WORK TO COMPLETE
Say how many lines contain the word "mains". Only the number should be given.

RECORD EXTRACTS
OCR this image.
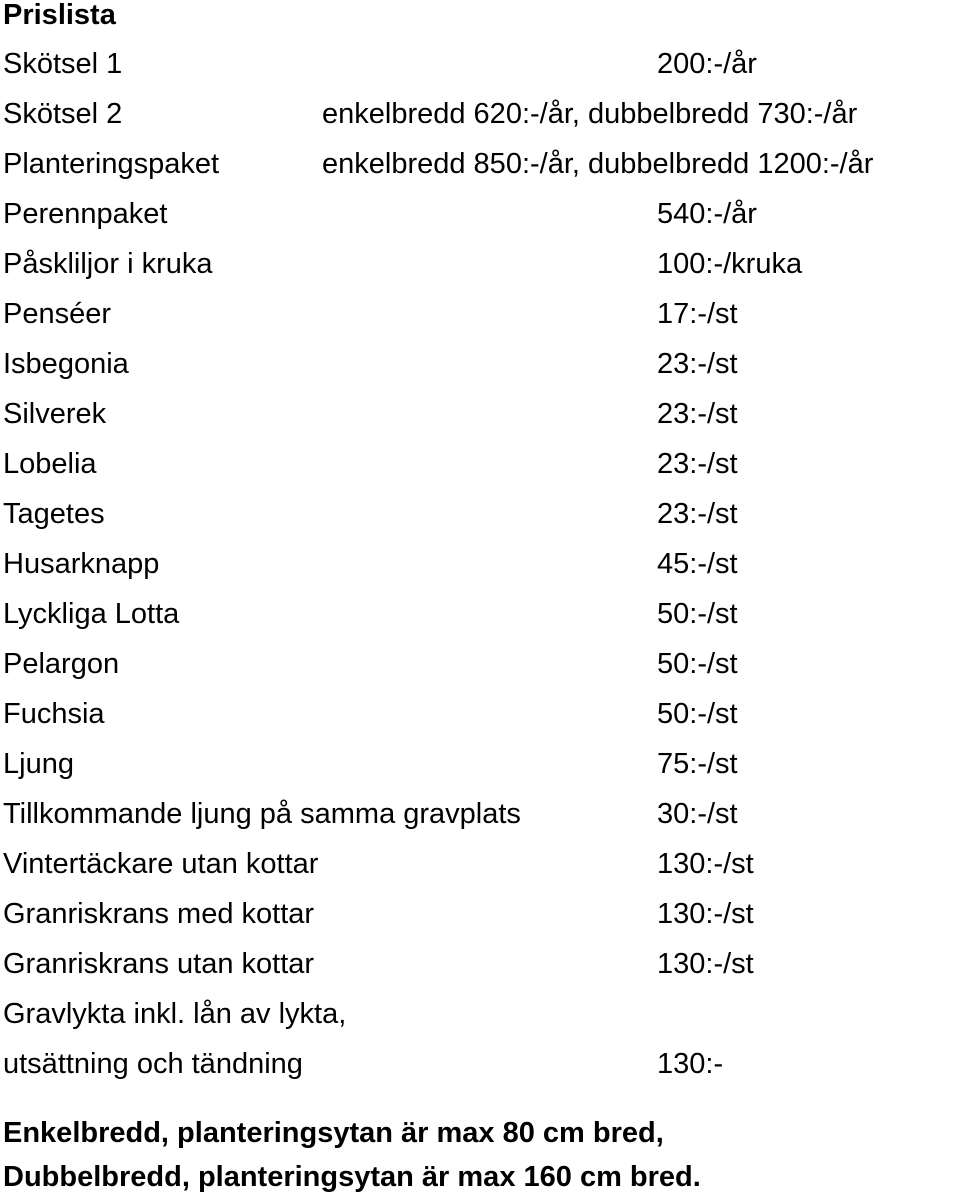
Prislista
Skötsel 1	200:-/år
Skötsel 2	enkelbredd 620:-/år, dubbelbredd 730:-/år
Planteringspaket	enkelbredd 850:-/år, dubbelbredd 1200:-/år
Perennpaket	540:-/år
Påskliljor i kruka	100:-/kruka
Penséer	17:-/st
Isbegonia	23:-/st
Silverek	23:-/st
Lobelia	23:-/st
Tagetes	23:-/st
Husarknapp	45:-/st
Lyckliga Lotta	50:-/st
Pelargon	50:-/st
Fuchsia	50:-/st
Ljung	75:-/st
Tillkommande ljung på samma gravplats	30:-/st
Vintertäckare utan kottar	130:-/st
Granriskrans med kottar	130:-/st
Granriskrans utan kottar	130:-/st
Gravlykta inkl. lån av lykta,
utsättning och tändning	130:-
Enkelbredd, planteringsytan är max 80 cm bred,
Dubbelbredd, planteringsytan är max 160 cm bred.
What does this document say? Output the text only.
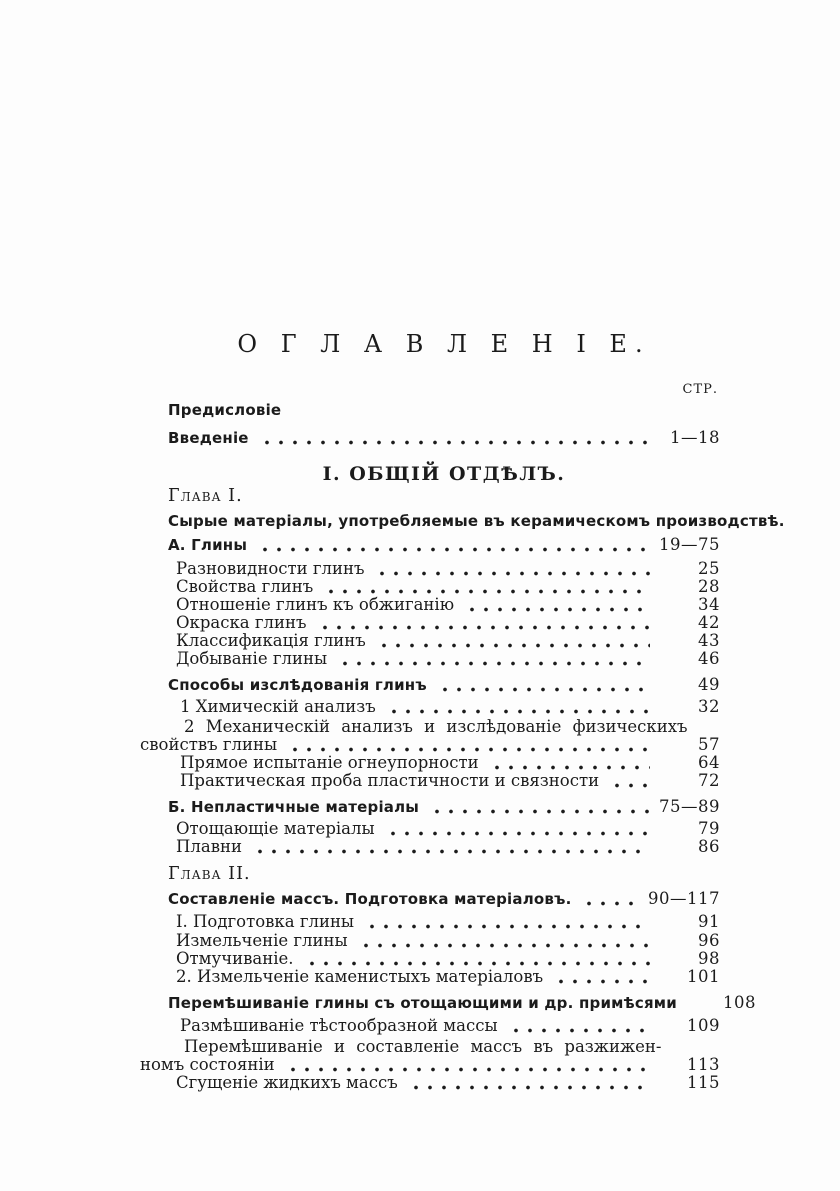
О Г Л А В Л Е Н І Е.
СТР.
Предисловіе
Введеніе	1—18
I. ОБЩІЙ ОТДѢЛЪ.
Глава I.
Сырые матеріалы, употребляемые въ керамическомъ производствѣ.
А. Глины	19—75
Разновидности глинъ	25
Свойства глинъ	28
Отношеніе глинъ къ обжиганію	34
Окраска глинъ	42
Классификація глинъ	43
Добываніе глины	46
Способы изслѣдованія глинъ	49
1 Химическій анализъ	32
2 Механическій анализъ и изслѣдованіе физическихъ
свойствъ глины	57
Прямое испытаніе огнеупорности	64
Практическая проба пластичности и связности	72
Б. Непластичные матеріалы	75—89
Отощающіе матеріалы	79
Плавни	86
Глава II.
Составленіе массъ. Подготовка матеріаловъ.	90—117
I. Подготовка глины	91
Измельченіе глины	96
Отмучиваніе.	98
2. Измельченіе каменистыхъ матеріаловъ	101
Перемѣшиваніе глины съ отощающими и др. примѣсями	108
Размѣшиваніе тѣстообразной массы	109
Перемѣшиваніе и составленіе массъ въ разжижен-
номъ состояніи	113
Сгущеніе жидкихъ массъ	115
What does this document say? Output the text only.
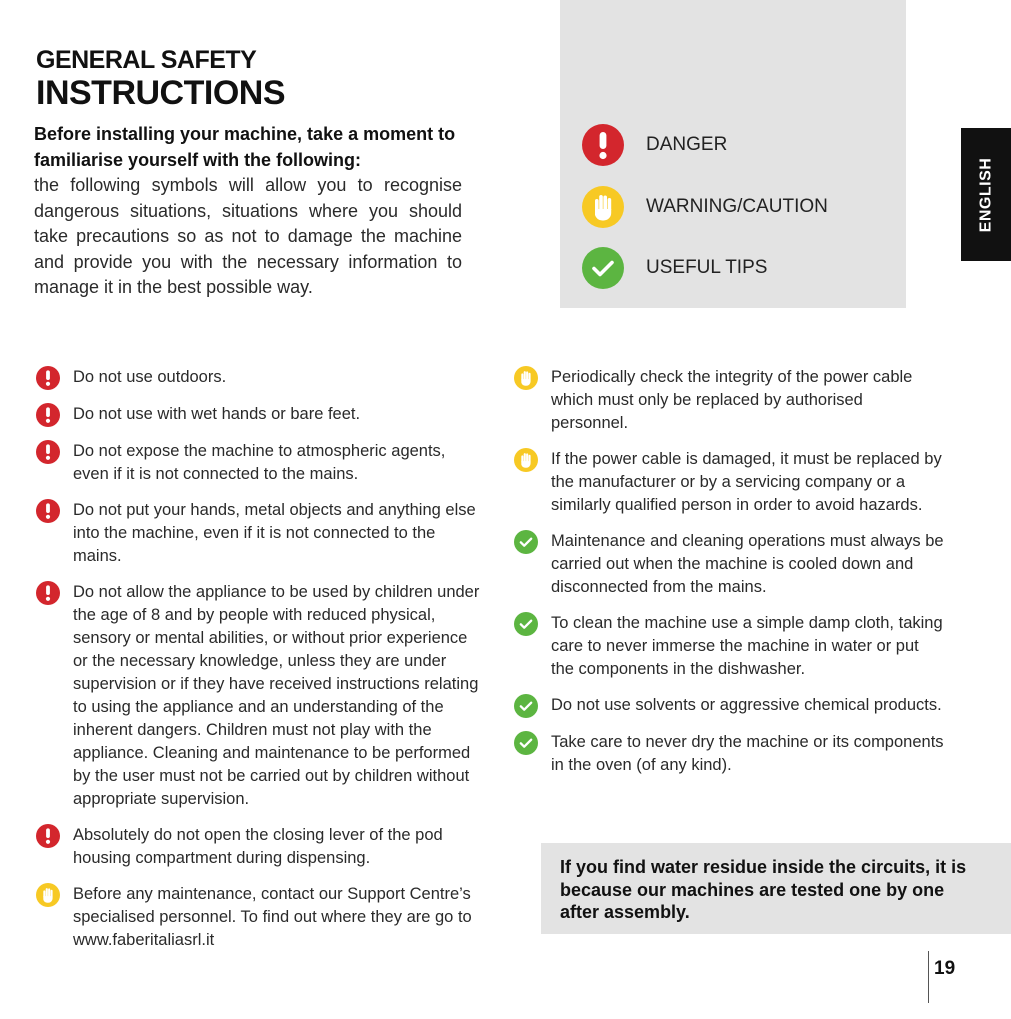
GENERAL SAFETY
INSTRUCTIONS
Before installing your machine, take a moment to familiarise yourself with the following:
the following symbols will allow you to recognise dangerous situations, situations where you should take precautions so as not to damage the machine and provide you with the necessary information to manage it in the best possible way.
DANGER
WARNING/CAUTION
USEFUL TIPS
ENGLISH
Do not use outdoors.
Do not use with wet hands or bare feet.
Do not expose the machine to atmospheric agents, even if it is not connected to the mains.
Do not put your hands, metal objects and anything else into the machine, even if it is not connected to the mains.
Do not allow the appliance to be used by children under the age of 8 and by people with reduced physical, sensory or mental abilities, or without prior experience or the necessary knowledge, unless they are under supervision or if they have received instructions relating to using the appliance and an understanding of the inherent dangers. Children must not play with the appliance. Cleaning and maintenance to be performed by the user must not be carried out by children without appropriate supervision.
Absolutely do not open the closing lever of the pod housing compartment during dispensing.
Before any maintenance, contact our Support Centre’s specialised personnel. To find out where they are go to www.faberitaliasrl.it
Periodically check the integrity of the power cable which must only be replaced by authorised personnel.
If the power cable is damaged, it must be replaced by the manufacturer or by a servicing company or a similarly qualified person in order to avoid hazards.
Maintenance and cleaning operations must always be carried out when the machine is cooled down and disconnected from the mains.
To clean the machine use a simple damp cloth, taking care to never immerse the machine in water or put the components in the dishwasher.
Do not use solvents or aggressive chemical products.
Take care to never dry the machine or its components in the oven (of any kind).
If you find water residue inside the circuits, it is because our machines are tested one by one after assembly.
19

ANSWER
3